• [Input records]
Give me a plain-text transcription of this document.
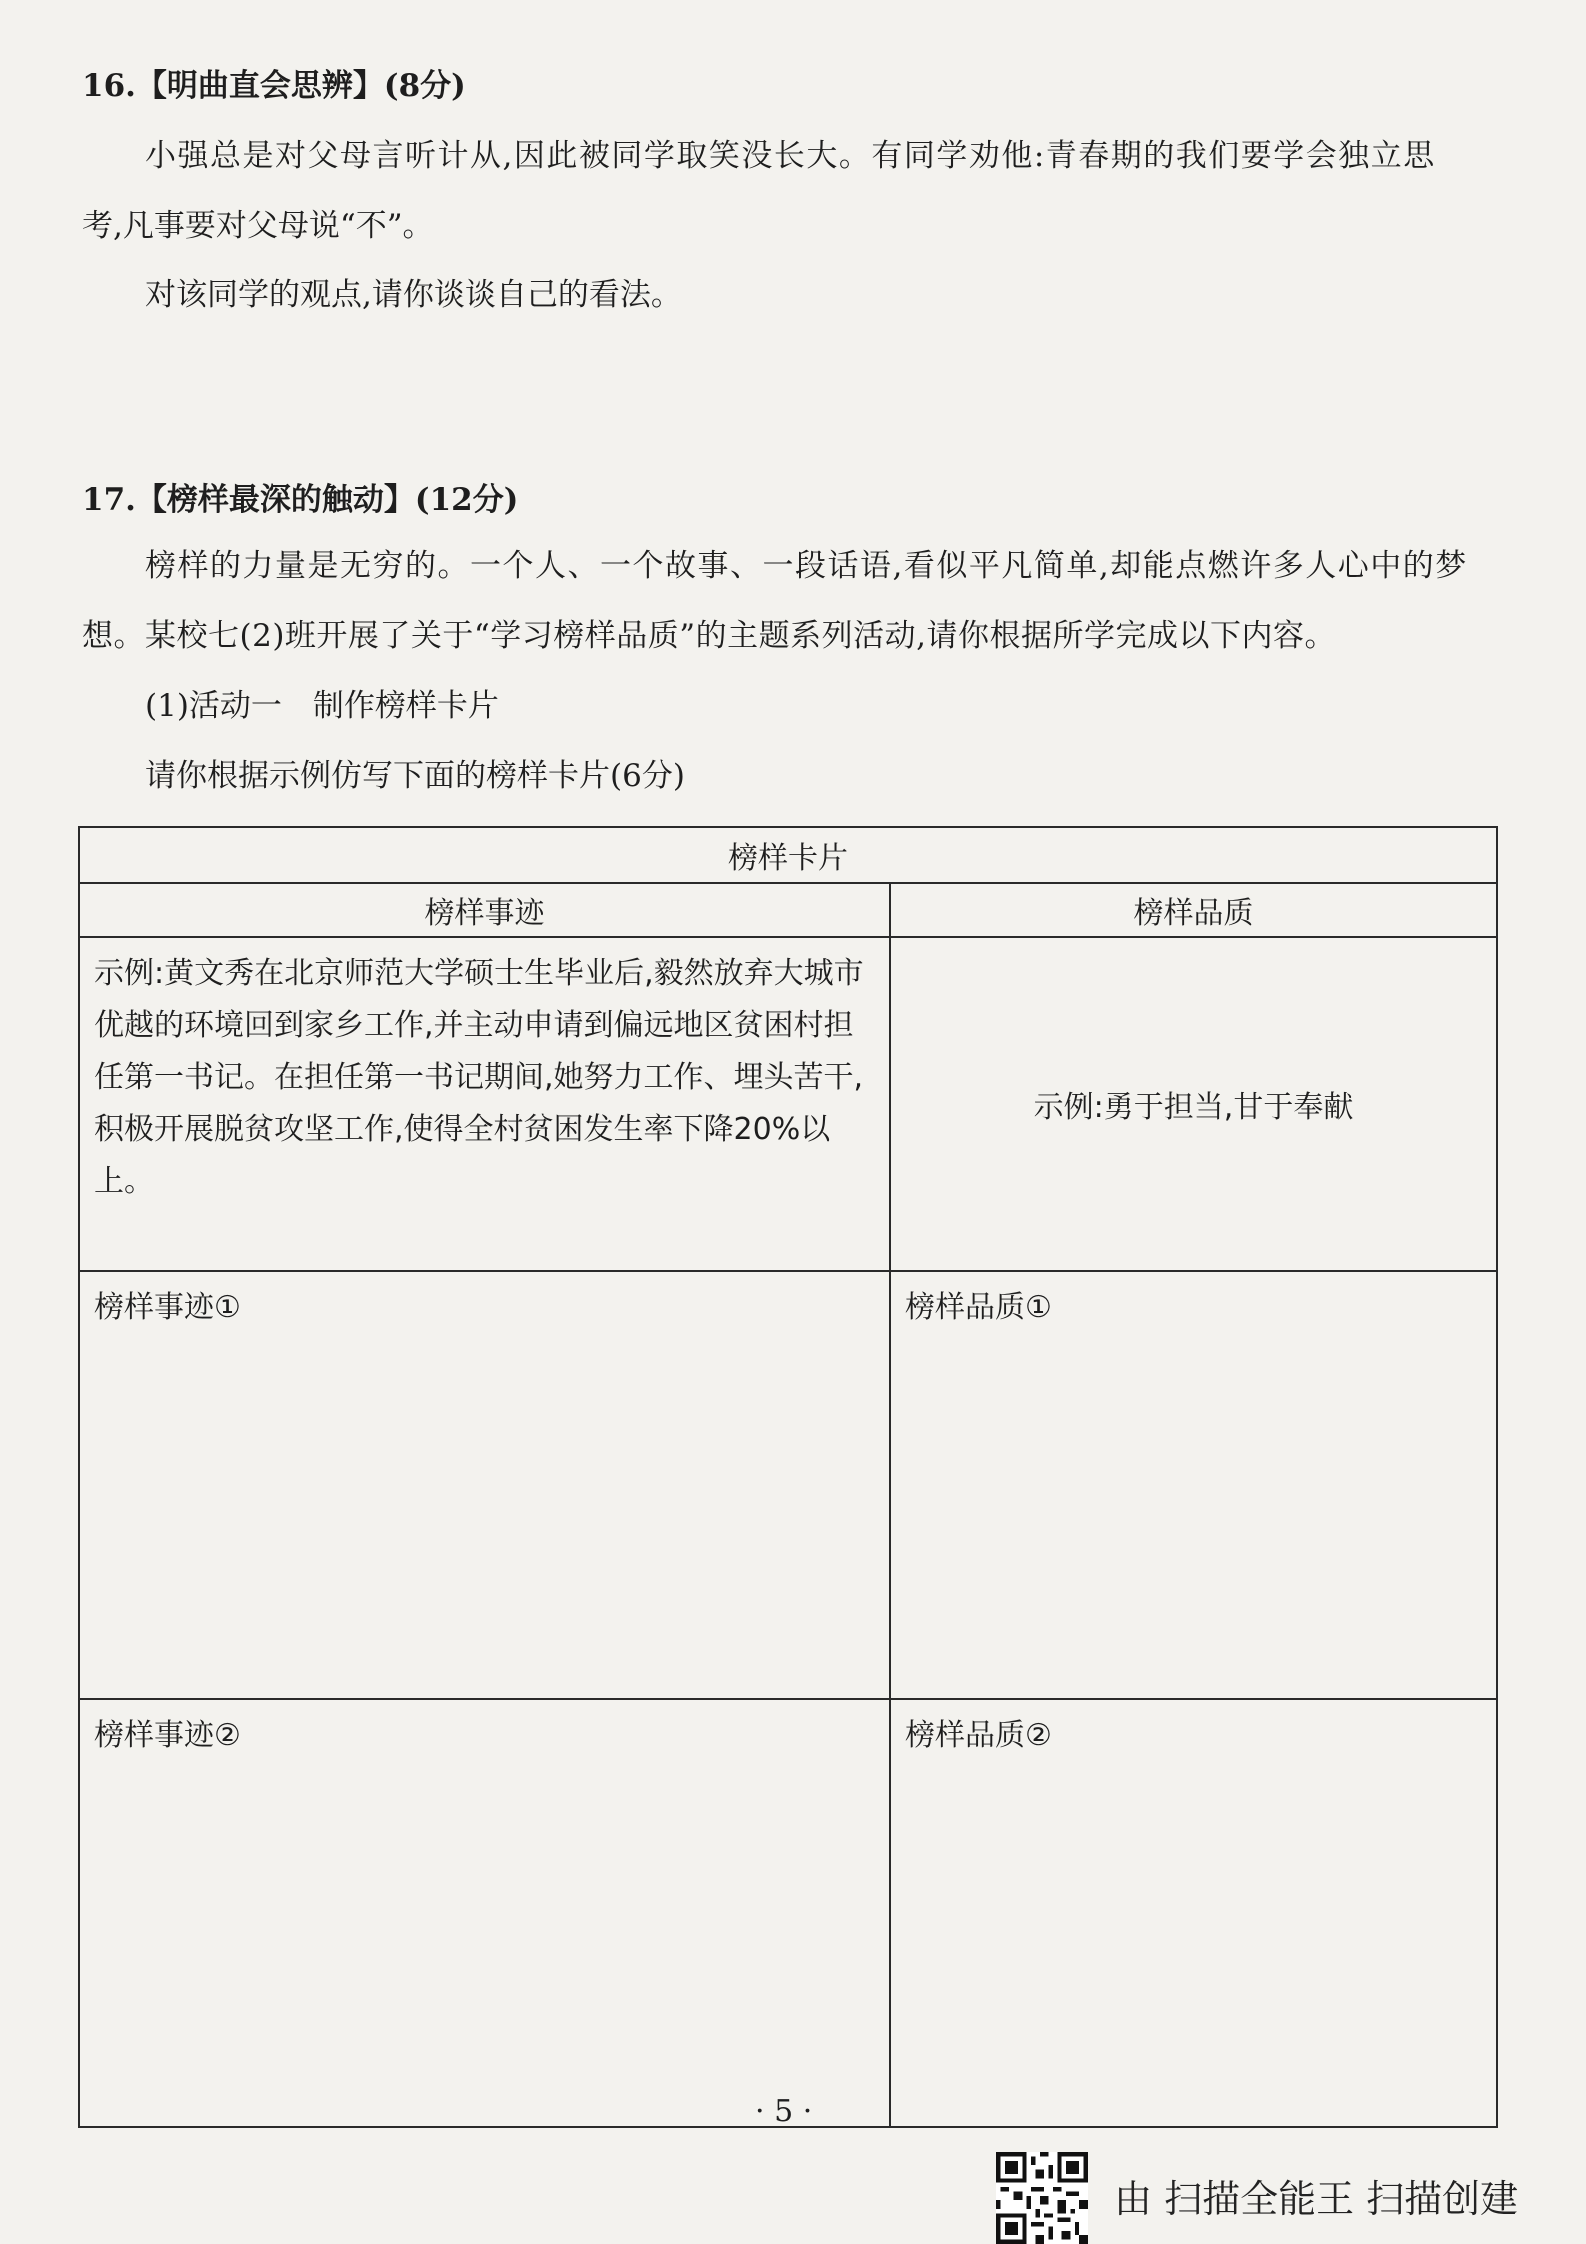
16.【明曲直会思辨】(8分)
小强总是对父母言听计从,因此被同学取笑没长大。有同学劝他:青春期的我们要学会独立思
考,凡事要对父母说“不”。
对该同学的观点,请你谈谈自己的看法。
17.【榜样最深的触动】(12分)
榜样的力量是无穷的。一个人、一个故事、一段话语,看似平凡简单,却能点燃许多人心中的梦
想。某校七(2)班开展了关于“学习榜样品质”的主题系列活动,请你根据所学完成以下内容。
(1)活动一　制作榜样卡片
请你根据示例仿写下面的榜样卡片(6分)
榜样卡片	
榜样事迹	榜样品质
示例:黄文秀在北京师范大学硕士生毕业后,毅然放弃大城市优越的环境回到家乡工作,并主动申请到偏远地区贫困村担任第一书记。在担任第一书记期间,她努力工作、埋头苦干,积极开展脱贫攻坚工作,使得全村贫困发生率下降20%以上。	示例:勇于担当,甘于奉献
榜样事迹①	榜样品质①
榜样事迹②	榜样品质②
· 5 ·
由 扫描全能王 扫描创建
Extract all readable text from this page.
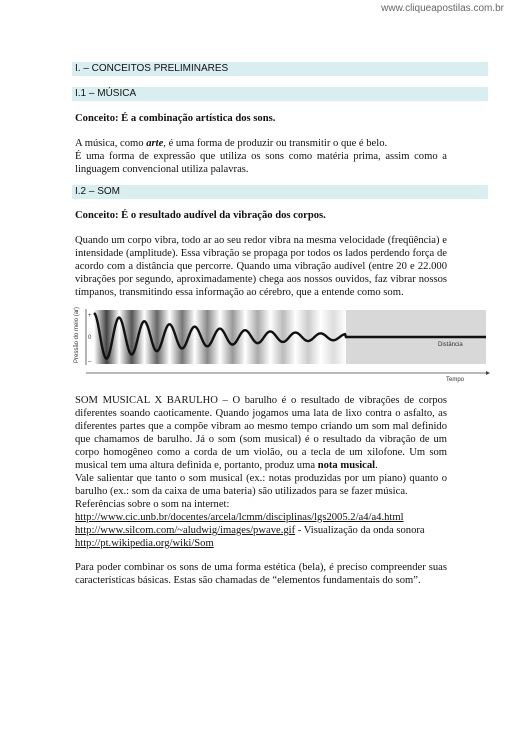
www.cliqueapostilas.com.br
I. – CONCEITOS PRELIMINARES
I.1 – MÚSICA

Conceito: É a combinação artística dos sons.

A música, como arte, é uma forma de produzir ou transmitir o que é belo.

É uma forma de expressão que utiliza os sons como matéria prima, assim como a linguagem convencional utiliza palavras.

I.2 – SOM

Conceito: É o resultado audível da vibração dos corpos.

Quando um corpo vibra, todo ar ao seu redor vibra na mesma velocidade (freqüência) e intensidade (amplitude). Essa vibração se propaga por todos os lados perdendo força de acordo com a distância que percorre. Quando uma vibração audível (entre 20 e 22.000 vibrações por segundo, aproximadamente) chega aos nossos ouvidos, faz vibrar nossos tímpanos, transmitindo essa informação ao cérebro, que a entende como som.

Pressão do meio (ar) +
0
–
Distância
Tempo

SOM MUSICAL X BARULHO – O barulho é o resultado de vibrações de corpos diferentes soando caoticamente. Quando jogamos uma lata de lixo contra o asfalto, as diferentes partes que a compõe vibram ao mesmo tempo criando um som mal definido que chamamos de barulho. Já o som (som musical) é o resultado da vibração de um corpo homogêneo como a corda de um violão, ou a tecla de um xilofone. Um som musical tem uma altura definida e, portanto, produz uma nota musical.

Vale salientar que tanto o som musical (ex.: notas produzidas por um piano) quanto o barulho (ex.: som da caixa de uma bateria) são utilizados para se fazer música.

Referências sobre o som na internet:

http://www.cic.unb.br/docentes/arcela/lcmm/disciplinas/lgs2005.2/a4/a4.html

http://www.silcom.com/~aludwig/images/pwave.gif - Visualização da onda sonora

http://pt.wikipedia.org/wiki/Som

Para poder combinar os sons de uma forma estética (bela), é preciso compreender suas características básicas. Estas são chamadas de “elementos fundamentais do som”.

• [What you are asked to do]
Transcribe every line from the records above without alteration, and leave out the images.

• [Written response]
Give me a plain-text transcription of this document.
16.【明曲直会思辨】(8分)
小强总是对父母言听计从,因此被同学取笑没长大。有同学劝他:青春期的我们要学会独立思
考,凡事要对父母说“不”。
对该同学的观点,请你谈谈自己的看法。
17.【榜样最深的触动】(12分)
榜样的力量是无穷的。一个人、一个故事、一段话语,看似平凡简单,却能点燃许多人心中的梦
想。某校七(2)班开展了关于“学习榜样品质”的主题系列活动,请你根据所学完成以下内容。
(1)活动一　制作榜样卡片
请你根据示例仿写下面的榜样卡片(6分)
榜样卡片	
榜样事迹	榜样品质
示例:黄文秀在北京师范大学硕士生毕业后,毅然放弃大城市优越的环境回到家乡工作,并主动申请到偏远地区贫困村担任第一书记。在担任第一书记期间,她努力工作、埋头苦干,积极开展脱贫攻坚工作,使得全村贫困发生率下降20%以上。	示例:勇于担当,甘于奉献
榜样事迹①	榜样品质①
榜样事迹②	榜样品质②
· 5 ·
由 扫描全能王 扫描创建
Extract all readable text from this page.
www.cliqueapostilas.com.br
I. – CONCEITOS PRELIMINARES
I.1 – MÚSICA

Conceito: É a combinação artística dos sons.

A música, como arte, é uma forma de produzir ou transmitir o que é belo.

É uma forma de expressão que utiliza os sons como matéria prima, assim como a linguagem convencional utiliza palavras.

I.2 – SOM

Conceito: É o resultado audível da vibração dos corpos.

Quando um corpo vibra, todo ar ao seu redor vibra na mesma velocidade (freqüência) e intensidade (amplitude). Essa vibração se propaga por todos os lados perdendo força de acordo com a distância que percorre. Quando uma vibração audível (entre 20 e 22.000 vibrações por segundo, aproximadamente) chega aos nossos ouvidos, faz vibrar nossos tímpanos, transmitindo essa informação ao cérebro, que a entende como som.

Pressão do meio (ar) +
0
–
Distância
Tempo

SOM MUSICAL X BARULHO – O barulho é o resultado de vibrações de corpos diferentes soando caoticamente. Quando jogamos uma lata de lixo contra o asfalto, as diferentes partes que a compõe vibram ao mesmo tempo criando um som mal definido que chamamos de barulho. Já o som (som musical) é o resultado da vibração de um corpo homogêneo como a corda de um violão, ou a tecla de um xilofone. Um som musical tem uma altura definida e, portanto, produz uma nota musical.

Vale salientar que tanto o som musical (ex.: notas produzidas por um piano) quanto o barulho (ex.: som da caixa de uma bateria) são utilizados para se fazer música.

Referências sobre o som na internet:

http://www.cic.unb.br/docentes/arcela/lcmm/disciplinas/lgs2005.2/a4/a4.html

http://www.silcom.com/~aludwig/images/pwave.gif - Visualização da onda sonora

http://pt.wikipedia.org/wiki/Som

Para poder combinar os sons de uma forma estética (bela), é preciso compreender suas características básicas. Estas são chamadas de “elementos fundamentais do som”.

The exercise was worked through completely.